>> START Entries supplied

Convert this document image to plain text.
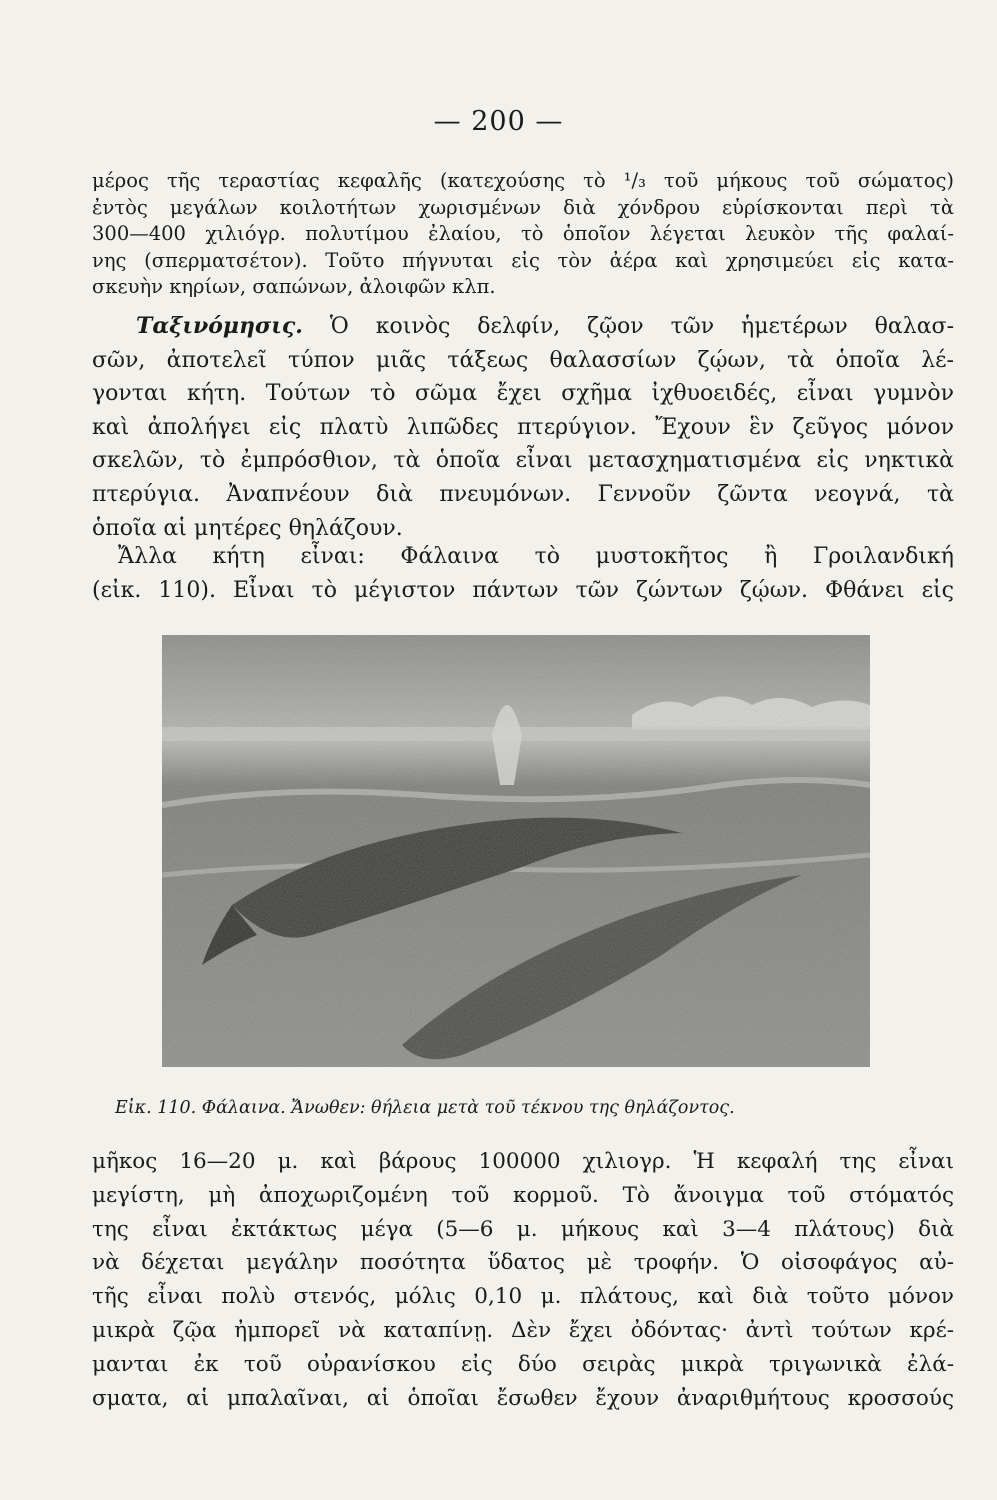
— 200 —
μέρος τῆς τεραστίας κεφαλῆς (κατεχούσης τὸ ¹/₃ τοῦ μήκους τοῦ σώματος)
ἐντὸς μεγάλων κοιλοτήτων χωρισμένων διὰ χόνδρου εὑρίσκονται περὶ τὰ
300—400 χιλιόγρ. πολυτίμου ἐλαίου, τὸ ὁποῖον λέγεται λευκὸν τῆς φαλαί-
νης (σπερματσέτον). Τοῦτο πήγνυται εἰς τὸν ἀέρα καὶ χρησιμεύει εἰς κατα-
σκευὴν κηρίων, σαπώνων, ἀλοιφῶν κλπ.
Ταξινόμησις. Ὁ κοινὸς δελφίν, ζῷον τῶν ἡμετέρων θαλασ-
σῶν, ἀποτελεῖ τύπον μιᾶς τάξεως θαλασσίων ζῴων, τὰ ὁποῖα λέ-
γονται κήτη. Τούτων τὸ σῶμα ἔχει σχῆμα ἰχθυοειδές, εἶναι γυμνὸν
καὶ ἀπολήγει εἰς πλατὺ λιπῶδες πτερύγιον. Ἔχουν ἓν ζεῦγος μόνον
σκελῶν, τὸ ἐμπρόσθιον, τὰ ὁποῖα εἶναι μετασχηματισμένα εἰς νηκτικὰ
πτερύγια. Ἀναπνέουν διὰ πνευμόνων. Γεννοῦν ζῶντα νεογνά, τὰ
ὁποῖα αἱ μητέρες θηλάζουν.
Ἄλλα κήτη εἶναι: Φάλαινα τὸ μυστοκῆτος ἢ Γροιλανδική
(εἰκ. 110). Εἶναι τὸ μέγιστον πάντων τῶν ζώντων ζῴων. Φθάνει εἰς
Εἰκ. 110. Φάλαινα. Ἄνωθεν: θήλεια μετὰ τοῦ τέκνου της θηλάζοντος.
μῆκος 16—20 μ. καὶ βάρους 100000 χιλιογρ. Ἡ κεφαλή της εἶναι
μεγίστη, μὴ ἀποχωριζομένη τοῦ κορμοῦ. Τὸ ἄνοιγμα τοῦ στόματός
της εἶναι ἐκτάκτως μέγα (5—6 μ. μήκους καὶ 3—4 πλάτους) διὰ
νὰ δέχεται μεγάλην ποσότητα ὕδατος μὲ τροφήν. Ὁ οἰσοφάγος αὐ-
τῆς εἶναι πολὺ στενός, μόλις 0,10 μ. πλάτους, καὶ διὰ τοῦτο μόνον
μικρὰ ζῷα ἠμπορεῖ νὰ καταπίνῃ. Δὲν ἔχει ὀδόντας· ἀντὶ τούτων κρέ-
μανται ἐκ τοῦ οὐρανίσκου εἰς δύο σειρὰς μικρὰ τριγωνικὰ ἐλά-
σματα, αἱ μπαλαῖναι, αἱ ὁποῖαι ἔσωθεν ἔχουν ἀναριθμήτους κροσσούς
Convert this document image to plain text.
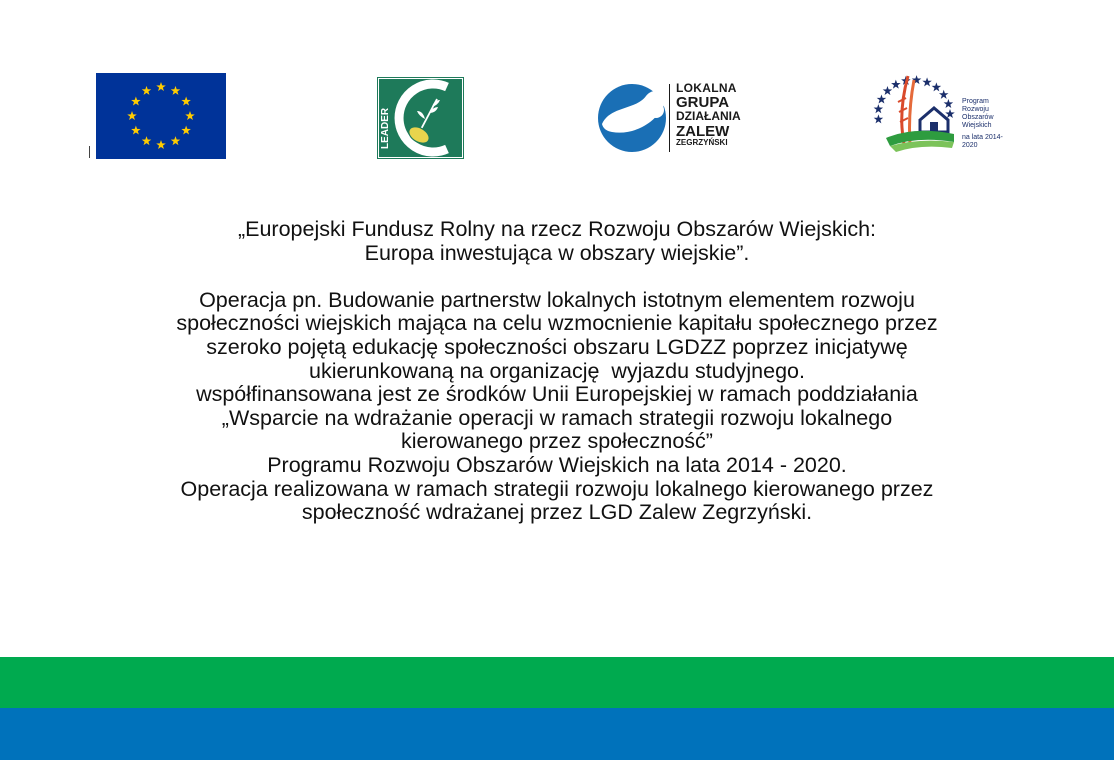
LEADER
LOKALNA
GRUPA
DZIAŁANIA
ZALEW
ZEGRZYŃSKI
Program
Rozwoju
Obszarów
Wiejskich
na lata 2014-2020
„Europejski Fundusz Rolny na rzecz Rozwoju Obszarów Wiejskich:
Europa inwestująca w obszary wiejskie”.
Operacja pn. Budowanie partnerstw lokalnych istotnym elementem rozwoju
społeczności wiejskich mająca na celu wzmocnienie kapitału społecznego przez
szeroko pojętą edukację społeczności obszaru LGDZZ poprzez inicjatywę
ukierunkowaną na organizację  wyjazdu studyjnego.
współfinansowana jest ze środków Unii Europejskiej w ramach poddziałania
„Wsparcie na wdrażanie operacji w ramach strategii rozwoju lokalnego
kierowanego przez społeczność”
Programu Rozwoju Obszarów Wiejskich na lata 2014 - 2020.
Operacja realizowana w ramach strategii rozwoju lokalnego kierowanego przez
społeczność wdrażanej przez LGD Zalew Zegrzyński.
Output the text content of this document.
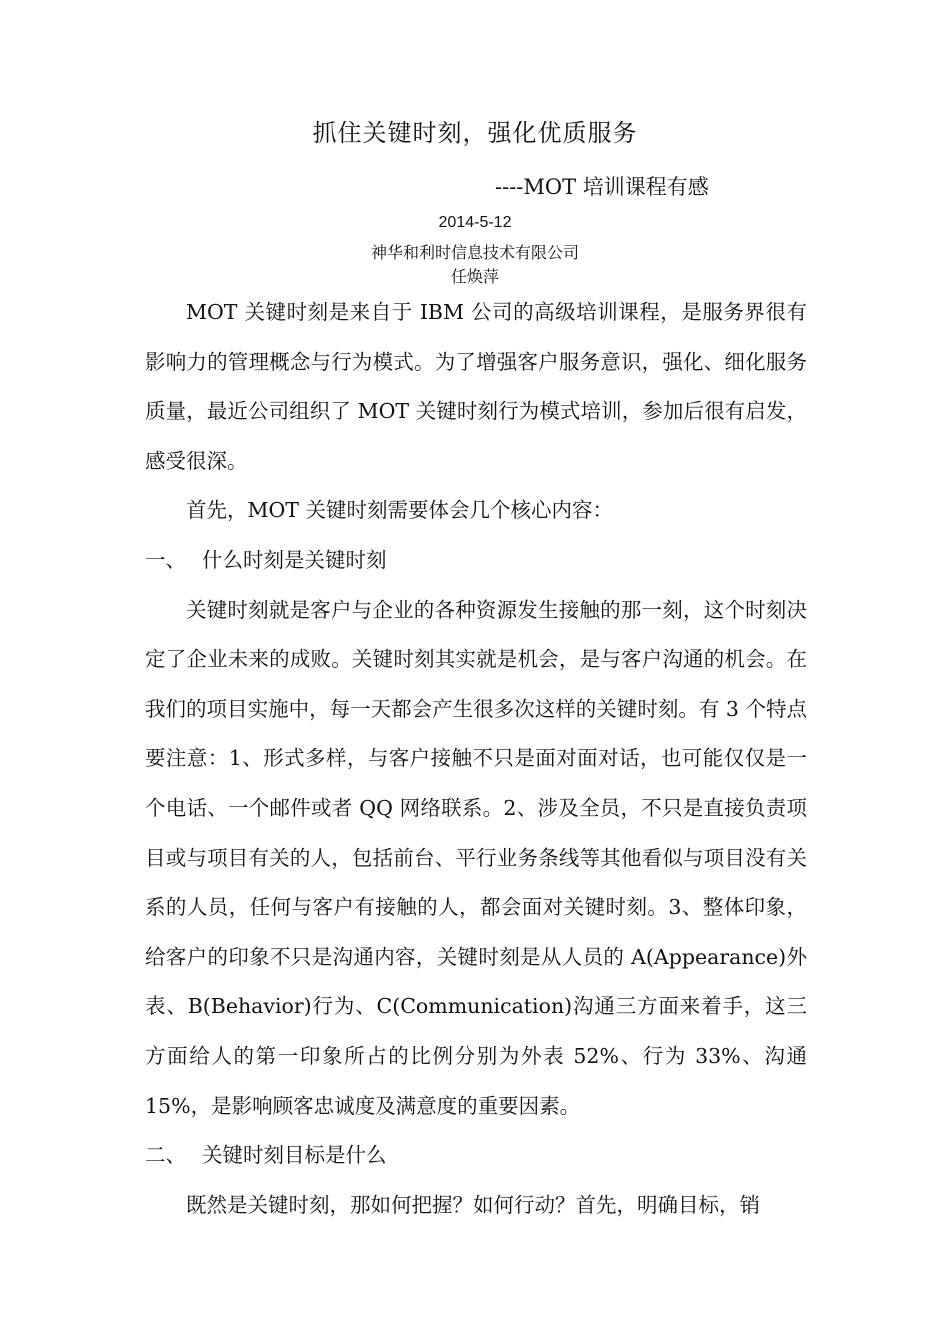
抓住关键时刻，强化优质服务
----MOT 培训课程有感
2014-5-12
神华和利时信息技术有限公司
任焕萍

MOT 关键时刻是来自于 IBM 公司的高级培训课程，是服务界很有影响力的管理概念与行为模式。为了增强客户服务意识，强化、细化服务质量，最近公司组织了 MOT 关键时刻行为模式培训，参加后很有启发，感受很深。

首先，MOT 关键时刻需要体会几个核心内容：

一、 什么时刻是关键时刻

关键时刻就是客户与企业的各种资源发生接触的那一刻，这个时刻决定了企业未来的成败。关键时刻其实就是机会，是与客户沟通的机会。在我们的项目实施中，每一天都会产生很多次这样的关键时刻。有 3 个特点要注意：1、形式多样，与客户接触不只是面对面对话，也可能仅仅是一个电话、一个邮件或者 QQ 网络联系。2、涉及全员，不只是直接负责项目或与项目有关的人，包括前台、平行业务条线等其他看似与项目没有关系的人员，任何与客户有接触的人，都会面对关键时刻。3、整体印象，给客户的印象不只是沟通内容，关键时刻是从人员的 A(Appearance)外表、B(Behavior)行为、C(Communication)沟通三方面来着手，这三方面给人的第一印象所占的比例分别为外表 52%、行为 33%、沟通 15%，是影响顾客忠诚度及满意度的重要因素。

二、 关键时刻目标是什么

既然是关键时刻，那如何把握？如何行动？首先，明确目标，销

>> END Entries supplied

# Aim of the task:
Output the full set of records above without changing a word, and drop the images.

# Final result:
Convert this document image to plain text.
— 200 —
μέρος τῆς τεραστίας κεφαλῆς (κατεχούσης τὸ ¹/₃ τοῦ μήκους τοῦ σώματος)
ἐντὸς μεγάλων κοιλοτήτων χωρισμένων διὰ χόνδρου εὑρίσκονται περὶ τὰ
300—400 χιλιόγρ. πολυτίμου ἐλαίου, τὸ ὁποῖον λέγεται λευκὸν τῆς φαλαί-
νης (σπερματσέτον). Τοῦτο πήγνυται εἰς τὸν ἀέρα καὶ χρησιμεύει εἰς κατα-
σκευὴν κηρίων, σαπώνων, ἀλοιφῶν κλπ.
Ταξινόμησις. Ὁ κοινὸς δελφίν, ζῷον τῶν ἡμετέρων θαλασ-
σῶν, ἀποτελεῖ τύπον μιᾶς τάξεως θαλασσίων ζῴων, τὰ ὁποῖα λέ-
γονται κήτη. Τούτων τὸ σῶμα ἔχει σχῆμα ἰχθυοειδές, εἶναι γυμνὸν
καὶ ἀπολήγει εἰς πλατὺ λιπῶδες πτερύγιον. Ἔχουν ἓν ζεῦγος μόνον
σκελῶν, τὸ ἐμπρόσθιον, τὰ ὁποῖα εἶναι μετασχηματισμένα εἰς νηκτικὰ
πτερύγια. Ἀναπνέουν διὰ πνευμόνων. Γεννοῦν ζῶντα νεογνά, τὰ
ὁποῖα αἱ μητέρες θηλάζουν.
Ἄλλα κήτη εἶναι: Φάλαινα τὸ μυστοκῆτος ἢ Γροιλανδική
(εἰκ. 110). Εἶναι τὸ μέγιστον πάντων τῶν ζώντων ζῴων. Φθάνει εἰς
Εἰκ. 110. Φάλαινα. Ἄνωθεν: θήλεια μετὰ τοῦ τέκνου της θηλάζοντος.
μῆκος 16—20 μ. καὶ βάρους 100000 χιλιογρ. Ἡ κεφαλή της εἶναι
μεγίστη, μὴ ἀποχωριζομένη τοῦ κορμοῦ. Τὸ ἄνοιγμα τοῦ στόματός
της εἶναι ἐκτάκτως μέγα (5—6 μ. μήκους καὶ 3—4 πλάτους) διὰ
νὰ δέχεται μεγάλην ποσότητα ὕδατος μὲ τροφήν. Ὁ οἰσοφάγος αὐ-
τῆς εἶναι πολὺ στενός, μόλις 0,10 μ. πλάτους, καὶ διὰ τοῦτο μόνον
μικρὰ ζῷα ἠμπορεῖ νὰ καταπίνῃ. Δὲν ἔχει ὀδόντας· ἀντὶ τούτων κρέ-
μανται ἐκ τοῦ οὐρανίσκου εἰς δύο σειρὰς μικρὰ τριγωνικὰ ἐλά-
σματα, αἱ μπαλαῖναι, αἱ ὁποῖαι ἔσωθεν ἔχουν ἀναριθμήτους κροσσούς
Convert this document image to plain text.
LEADER
LOKALNA
GRUPA
DZIAŁANIA
ZALEW
ZEGRZYŃSKI
Program
Rozwoju
Obszarów
Wiejskich
na lata 2014-2020
„Europejski Fundusz Rolny na rzecz Rozwoju Obszarów Wiejskich:
Europa inwestująca w obszary wiejskie”.
Operacja pn. Budowanie partnerstw lokalnych istotnym elementem rozwoju
społeczności wiejskich mająca na celu wzmocnienie kapitału społecznego przez
szeroko pojętą edukację społeczności obszaru LGDZZ poprzez inicjatywę
ukierunkowaną na organizację  wyjazdu studyjnego.
współfinansowana jest ze środków Unii Europejskiej w ramach poddziałania
„Wsparcie na wdrażanie operacji w ramach strategii rozwoju lokalnego
kierowanego przez społeczność”
Programu Rozwoju Obszarów Wiejskich na lata 2014 - 2020.
Operacja realizowana w ramach strategii rozwoju lokalnego kierowanego przez
społeczność wdrażanej przez LGD Zalew Zegrzyński.
Output the text content of this document.
抓住关键时刻，强化优质服务
----MOT 培训课程有感
2014-5-12
神华和利时信息技术有限公司
任焕萍

MOT 关键时刻是来自于 IBM 公司的高级培训课程，是服务界很有影响力的管理概念与行为模式。为了增强客户服务意识，强化、细化服务质量，最近公司组织了 MOT 关键时刻行为模式培训，参加后很有启发，感受很深。

首先，MOT 关键时刻需要体会几个核心内容：

一、 什么时刻是关键时刻

关键时刻就是客户与企业的各种资源发生接触的那一刻，这个时刻决定了企业未来的成败。关键时刻其实就是机会，是与客户沟通的机会。在我们的项目实施中，每一天都会产生很多次这样的关键时刻。有 3 个特点要注意：1、形式多样，与客户接触不只是面对面对话，也可能仅仅是一个电话、一个邮件或者 QQ 网络联系。2、涉及全员，不只是直接负责项目或与项目有关的人，包括前台、平行业务条线等其他看似与项目没有关系的人员，任何与客户有接触的人，都会面对关键时刻。3、整体印象，给客户的印象不只是沟通内容，关键时刻是从人员的 A(Appearance)外表、B(Behavior)行为、C(Communication)沟通三方面来着手，这三方面给人的第一印象所占的比例分别为外表 52%、行为 33%、沟通 15%，是影响顾客忠诚度及满意度的重要因素。

二、 关键时刻目标是什么

既然是关键时刻，那如何把握？如何行动？首先，明确目标，销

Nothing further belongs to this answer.